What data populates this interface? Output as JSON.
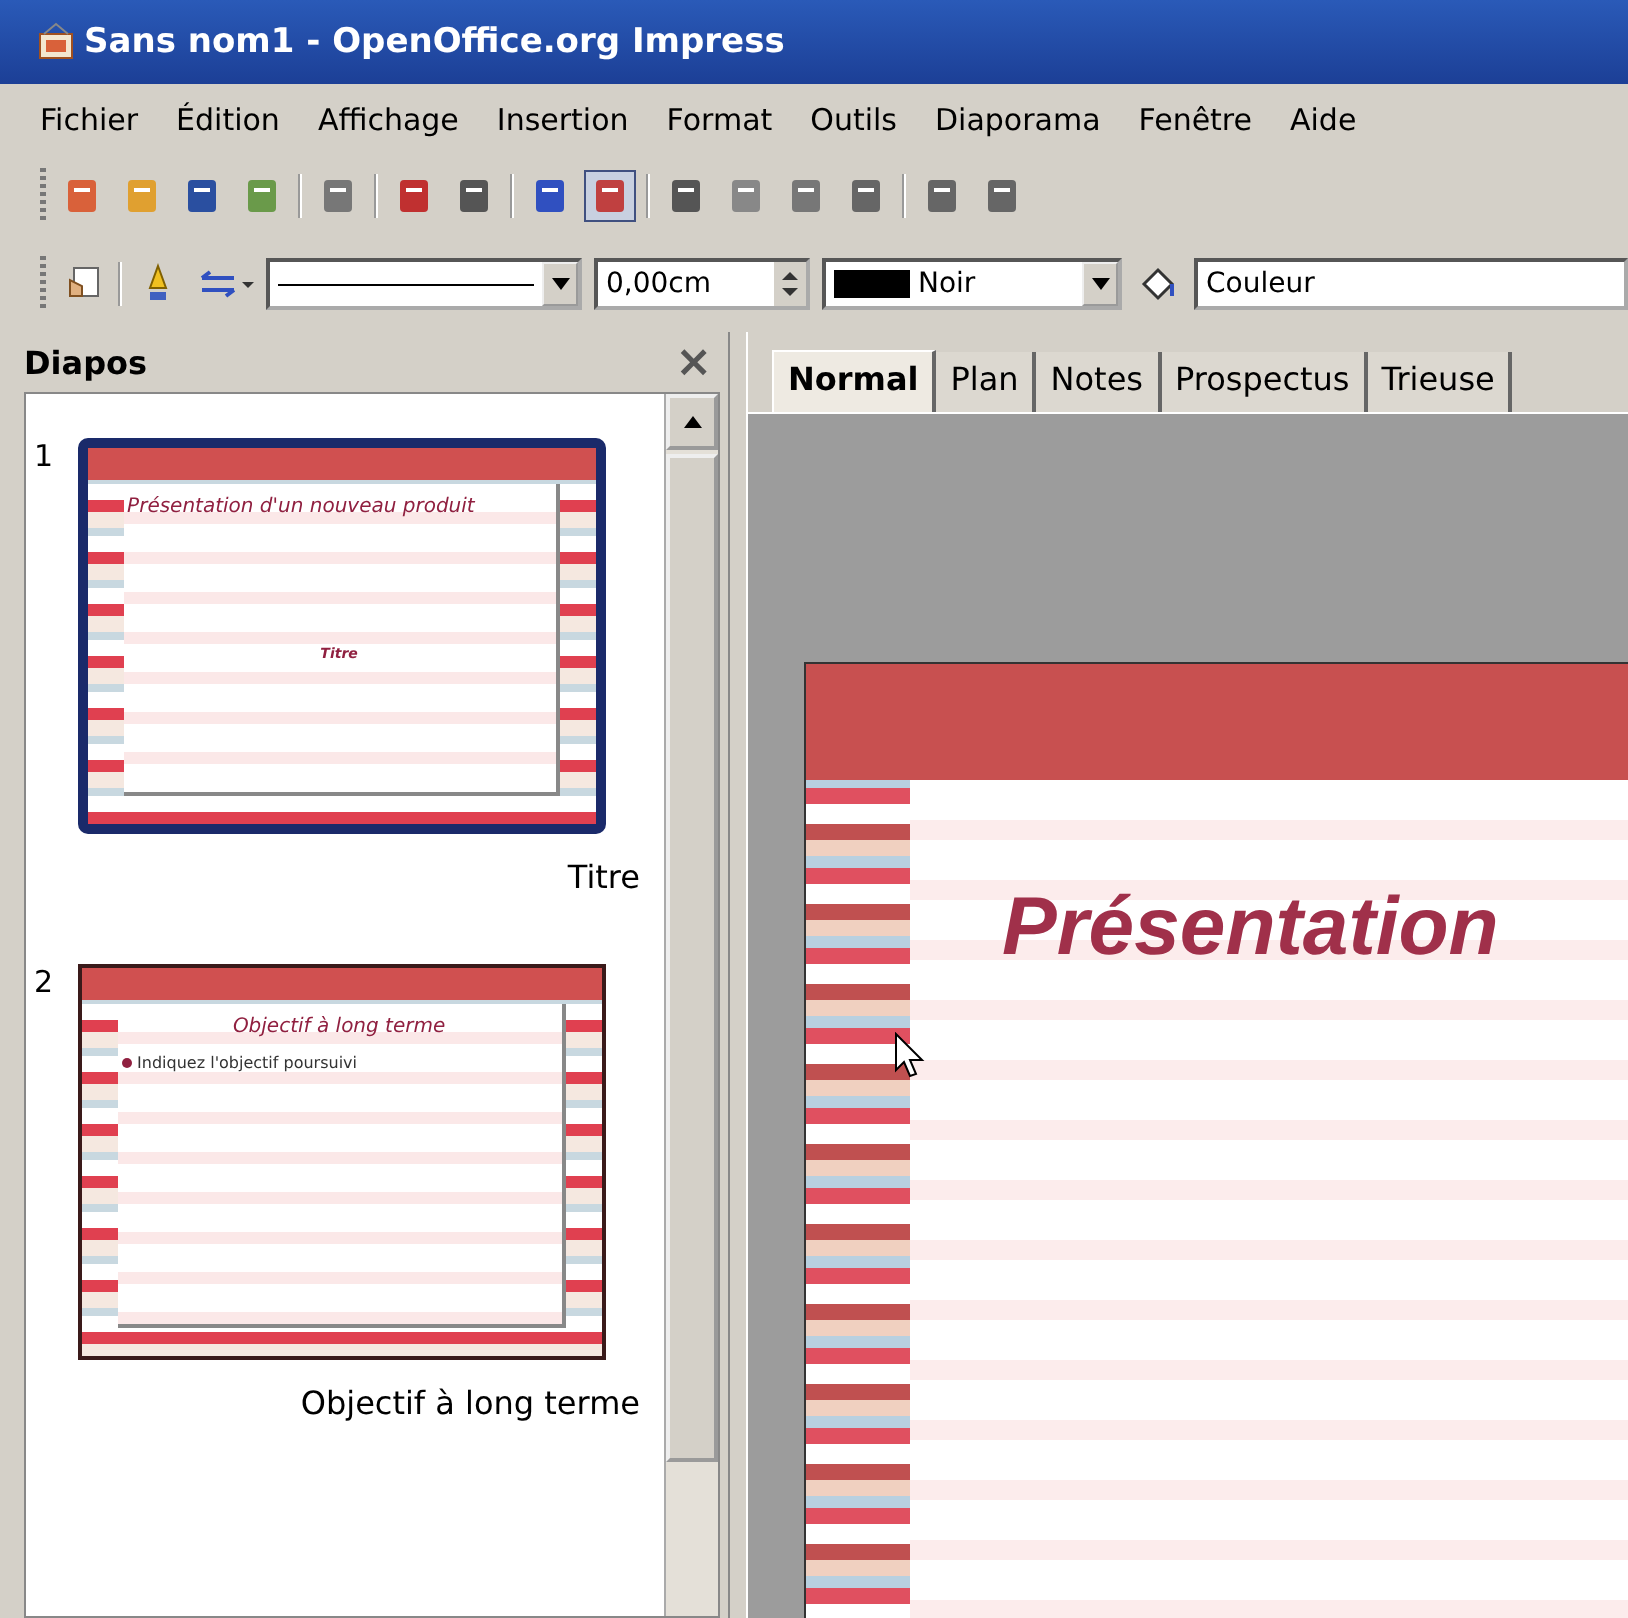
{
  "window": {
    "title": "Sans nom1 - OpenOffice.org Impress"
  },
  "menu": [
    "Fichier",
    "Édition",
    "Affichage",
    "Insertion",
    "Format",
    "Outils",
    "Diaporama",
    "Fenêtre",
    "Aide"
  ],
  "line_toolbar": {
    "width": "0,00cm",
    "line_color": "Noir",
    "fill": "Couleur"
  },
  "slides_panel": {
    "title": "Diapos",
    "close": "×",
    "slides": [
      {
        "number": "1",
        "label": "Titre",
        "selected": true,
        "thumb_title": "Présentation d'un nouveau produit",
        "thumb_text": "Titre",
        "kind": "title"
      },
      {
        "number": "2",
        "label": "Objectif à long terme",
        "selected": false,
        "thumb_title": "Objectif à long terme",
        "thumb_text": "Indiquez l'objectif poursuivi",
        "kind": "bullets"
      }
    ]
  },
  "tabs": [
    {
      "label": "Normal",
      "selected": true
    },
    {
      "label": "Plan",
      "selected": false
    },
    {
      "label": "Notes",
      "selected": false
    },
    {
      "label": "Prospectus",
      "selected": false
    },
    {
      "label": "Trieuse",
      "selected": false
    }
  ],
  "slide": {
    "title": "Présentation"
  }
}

- **WHAT IS NEEDED**: Every line above should be returned exactly; the pictures stay out.

- **RESULT OF THIS EXERCISE**:
What data populates this interface? Output as JSON.
{
  "window": {
    "title": "Sans nom1 - OpenOffice.org Impress"
  },
  "menu": [
    "Fichier",
    "Édition",
    "Affichage",
    "Insertion",
    "Format",
    "Outils",
    "Diaporama",
    "Fenêtre",
    "Aide"
  ],
  "line_toolbar": {
    "width": "0,00cm",
    "line_color": "Noir",
    "fill": "Couleur"
  },
  "slides_panel": {
    "title": "Diapos",
    "close": "×",
    "slides": [
      {
        "number": "1",
        "label": "Titre",
        "selected": true,
        "thumb_title": "Présentation d'un nouveau produit",
        "thumb_text": "Titre",
        "kind": "title"
      },
      {
        "number": "2",
        "label": "Objectif à long terme",
        "selected": false,
        "thumb_title": "Objectif à long terme",
        "thumb_text": "Indiquez l'objectif poursuivi",
        "kind": "bullets"
      }
    ]
  },
  "tabs": [
    {
      "label": "Normal",
      "selected": true
    },
    {
      "label": "Plan",
      "selected": false
    },
    {
      "label": "Notes",
      "selected": false
    },
    {
      "label": "Prospectus",
      "selected": false
    },
    {
      "label": "Trieuse",
      "selected": false
    }
  ],
  "slide": {
    "title": "Présentation"
  }
}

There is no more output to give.